(Data entries for graphics)
○ ○ ○
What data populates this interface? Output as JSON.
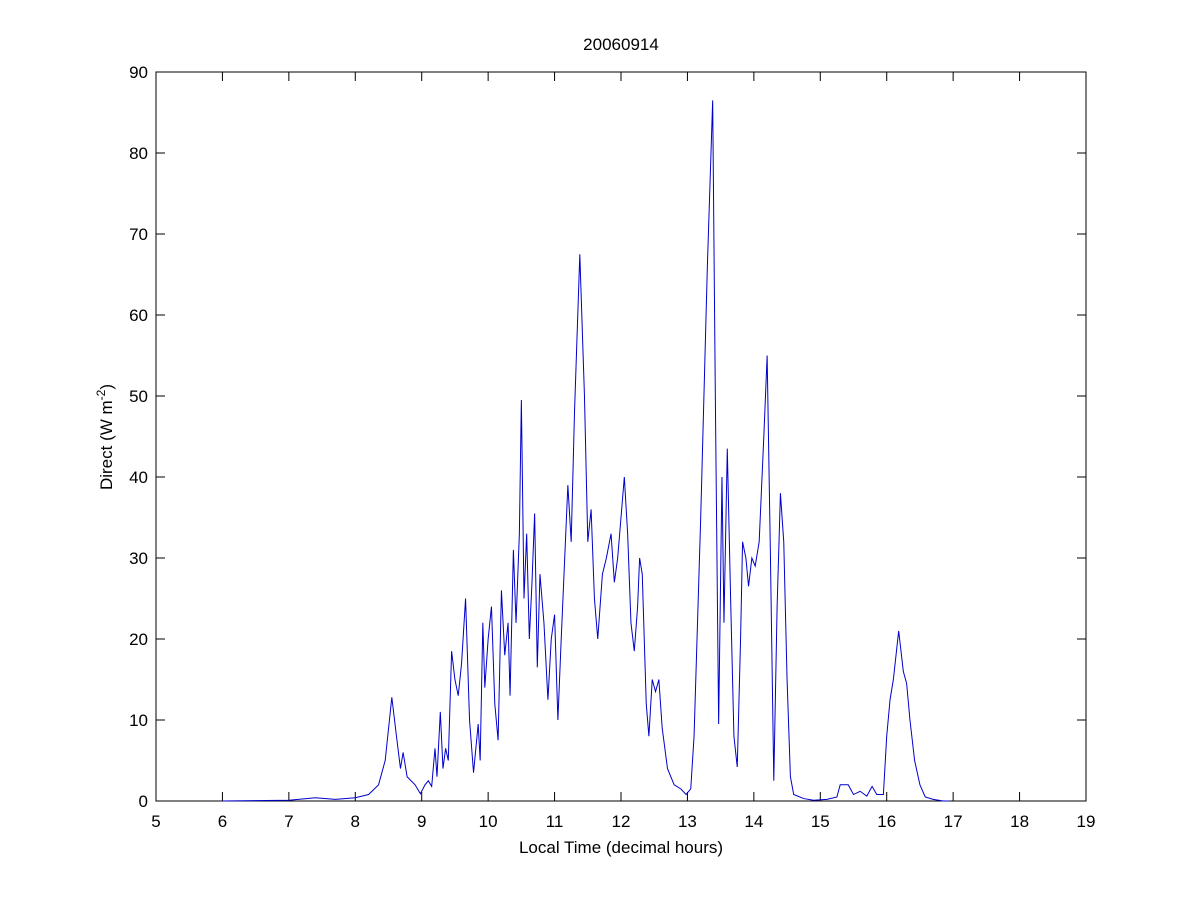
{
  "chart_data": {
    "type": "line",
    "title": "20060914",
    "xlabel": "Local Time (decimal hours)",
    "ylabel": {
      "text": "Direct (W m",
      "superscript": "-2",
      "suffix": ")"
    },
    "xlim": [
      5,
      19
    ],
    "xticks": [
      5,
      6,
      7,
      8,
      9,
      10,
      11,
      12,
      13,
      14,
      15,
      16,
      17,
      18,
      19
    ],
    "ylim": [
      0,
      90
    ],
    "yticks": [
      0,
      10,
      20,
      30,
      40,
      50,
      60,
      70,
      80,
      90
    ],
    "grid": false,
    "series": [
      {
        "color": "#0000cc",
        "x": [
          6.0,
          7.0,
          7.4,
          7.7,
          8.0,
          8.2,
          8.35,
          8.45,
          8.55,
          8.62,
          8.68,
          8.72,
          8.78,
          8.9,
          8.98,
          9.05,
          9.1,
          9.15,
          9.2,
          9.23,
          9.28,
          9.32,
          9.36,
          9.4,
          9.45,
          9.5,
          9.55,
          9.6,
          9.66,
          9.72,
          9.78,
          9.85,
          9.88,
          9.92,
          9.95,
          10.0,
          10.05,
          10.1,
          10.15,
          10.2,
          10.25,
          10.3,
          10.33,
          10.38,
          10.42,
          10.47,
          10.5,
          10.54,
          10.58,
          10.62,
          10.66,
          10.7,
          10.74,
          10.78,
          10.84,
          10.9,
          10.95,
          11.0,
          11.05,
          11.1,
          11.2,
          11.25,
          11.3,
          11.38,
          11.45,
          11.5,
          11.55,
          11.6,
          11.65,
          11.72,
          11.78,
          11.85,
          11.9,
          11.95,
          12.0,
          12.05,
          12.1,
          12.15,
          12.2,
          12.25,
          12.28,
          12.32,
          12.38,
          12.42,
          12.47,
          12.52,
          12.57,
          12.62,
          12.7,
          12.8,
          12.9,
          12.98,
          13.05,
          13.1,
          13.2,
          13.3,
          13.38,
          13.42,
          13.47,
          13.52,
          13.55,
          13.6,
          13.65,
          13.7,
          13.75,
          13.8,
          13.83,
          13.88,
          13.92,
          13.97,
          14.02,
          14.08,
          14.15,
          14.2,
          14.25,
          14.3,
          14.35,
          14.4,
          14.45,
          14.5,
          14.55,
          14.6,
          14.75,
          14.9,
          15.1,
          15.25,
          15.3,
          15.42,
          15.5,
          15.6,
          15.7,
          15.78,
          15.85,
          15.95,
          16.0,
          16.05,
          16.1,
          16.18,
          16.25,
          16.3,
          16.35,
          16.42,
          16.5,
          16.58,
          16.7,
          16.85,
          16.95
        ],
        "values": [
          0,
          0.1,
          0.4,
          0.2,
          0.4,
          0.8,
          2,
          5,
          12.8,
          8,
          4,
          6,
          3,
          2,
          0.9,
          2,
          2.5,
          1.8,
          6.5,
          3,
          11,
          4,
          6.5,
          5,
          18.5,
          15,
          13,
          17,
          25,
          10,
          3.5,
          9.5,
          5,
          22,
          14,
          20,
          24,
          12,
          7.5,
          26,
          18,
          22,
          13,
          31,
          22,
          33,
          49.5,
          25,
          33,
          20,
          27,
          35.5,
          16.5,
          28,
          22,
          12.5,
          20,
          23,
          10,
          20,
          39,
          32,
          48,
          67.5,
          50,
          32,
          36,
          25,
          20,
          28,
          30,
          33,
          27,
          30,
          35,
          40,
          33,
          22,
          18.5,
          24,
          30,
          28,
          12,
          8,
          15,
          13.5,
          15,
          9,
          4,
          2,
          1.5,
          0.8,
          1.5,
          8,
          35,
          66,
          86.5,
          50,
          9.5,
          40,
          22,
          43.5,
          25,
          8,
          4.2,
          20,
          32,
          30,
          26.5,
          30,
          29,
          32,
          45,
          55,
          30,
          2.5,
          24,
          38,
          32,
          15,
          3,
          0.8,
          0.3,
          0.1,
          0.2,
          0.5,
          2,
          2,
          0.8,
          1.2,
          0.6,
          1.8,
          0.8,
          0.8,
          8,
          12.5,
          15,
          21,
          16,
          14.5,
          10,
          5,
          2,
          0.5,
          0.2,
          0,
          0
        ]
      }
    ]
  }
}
○ ○ ○
» Your goal: Write out the records above once more, word for word, with no pictures.

» Written answer:
What data populates this interface? Output as JSON.
{
  "chart_data": {
    "type": "line",
    "title": "20060914",
    "xlabel": "Local Time (decimal hours)",
    "ylabel": {
      "text": "Direct (W m",
      "superscript": "-2",
      "suffix": ")"
    },
    "xlim": [
      5,
      19
    ],
    "xticks": [
      5,
      6,
      7,
      8,
      9,
      10,
      11,
      12,
      13,
      14,
      15,
      16,
      17,
      18,
      19
    ],
    "ylim": [
      0,
      90
    ],
    "yticks": [
      0,
      10,
      20,
      30,
      40,
      50,
      60,
      70,
      80,
      90
    ],
    "grid": false,
    "series": [
      {
        "color": "#0000cc",
        "x": [
          6.0,
          7.0,
          7.4,
          7.7,
          8.0,
          8.2,
          8.35,
          8.45,
          8.55,
          8.62,
          8.68,
          8.72,
          8.78,
          8.9,
          8.98,
          9.05,
          9.1,
          9.15,
          9.2,
          9.23,
          9.28,
          9.32,
          9.36,
          9.4,
          9.45,
          9.5,
          9.55,
          9.6,
          9.66,
          9.72,
          9.78,
          9.85,
          9.88,
          9.92,
          9.95,
          10.0,
          10.05,
          10.1,
          10.15,
          10.2,
          10.25,
          10.3,
          10.33,
          10.38,
          10.42,
          10.47,
          10.5,
          10.54,
          10.58,
          10.62,
          10.66,
          10.7,
          10.74,
          10.78,
          10.84,
          10.9,
          10.95,
          11.0,
          11.05,
          11.1,
          11.2,
          11.25,
          11.3,
          11.38,
          11.45,
          11.5,
          11.55,
          11.6,
          11.65,
          11.72,
          11.78,
          11.85,
          11.9,
          11.95,
          12.0,
          12.05,
          12.1,
          12.15,
          12.2,
          12.25,
          12.28,
          12.32,
          12.38,
          12.42,
          12.47,
          12.52,
          12.57,
          12.62,
          12.7,
          12.8,
          12.9,
          12.98,
          13.05,
          13.1,
          13.2,
          13.3,
          13.38,
          13.42,
          13.47,
          13.52,
          13.55,
          13.6,
          13.65,
          13.7,
          13.75,
          13.8,
          13.83,
          13.88,
          13.92,
          13.97,
          14.02,
          14.08,
          14.15,
          14.2,
          14.25,
          14.3,
          14.35,
          14.4,
          14.45,
          14.5,
          14.55,
          14.6,
          14.75,
          14.9,
          15.1,
          15.25,
          15.3,
          15.42,
          15.5,
          15.6,
          15.7,
          15.78,
          15.85,
          15.95,
          16.0,
          16.05,
          16.1,
          16.18,
          16.25,
          16.3,
          16.35,
          16.42,
          16.5,
          16.58,
          16.7,
          16.85,
          16.95
        ],
        "values": [
          0,
          0.1,
          0.4,
          0.2,
          0.4,
          0.8,
          2,
          5,
          12.8,
          8,
          4,
          6,
          3,
          2,
          0.9,
          2,
          2.5,
          1.8,
          6.5,
          3,
          11,
          4,
          6.5,
          5,
          18.5,
          15,
          13,
          17,
          25,
          10,
          3.5,
          9.5,
          5,
          22,
          14,
          20,
          24,
          12,
          7.5,
          26,
          18,
          22,
          13,
          31,
          22,
          33,
          49.5,
          25,
          33,
          20,
          27,
          35.5,
          16.5,
          28,
          22,
          12.5,
          20,
          23,
          10,
          20,
          39,
          32,
          48,
          67.5,
          50,
          32,
          36,
          25,
          20,
          28,
          30,
          33,
          27,
          30,
          35,
          40,
          33,
          22,
          18.5,
          24,
          30,
          28,
          12,
          8,
          15,
          13.5,
          15,
          9,
          4,
          2,
          1.5,
          0.8,
          1.5,
          8,
          35,
          66,
          86.5,
          50,
          9.5,
          40,
          22,
          43.5,
          25,
          8,
          4.2,
          20,
          32,
          30,
          26.5,
          30,
          29,
          32,
          45,
          55,
          30,
          2.5,
          24,
          38,
          32,
          15,
          3,
          0.8,
          0.3,
          0.1,
          0.2,
          0.5,
          2,
          2,
          0.8,
          1.2,
          0.6,
          1.8,
          0.8,
          0.8,
          8,
          12.5,
          15,
          21,
          16,
          14.5,
          10,
          5,
          2,
          0.5,
          0.2,
          0,
          0
        ]
      }
    ]
  }
}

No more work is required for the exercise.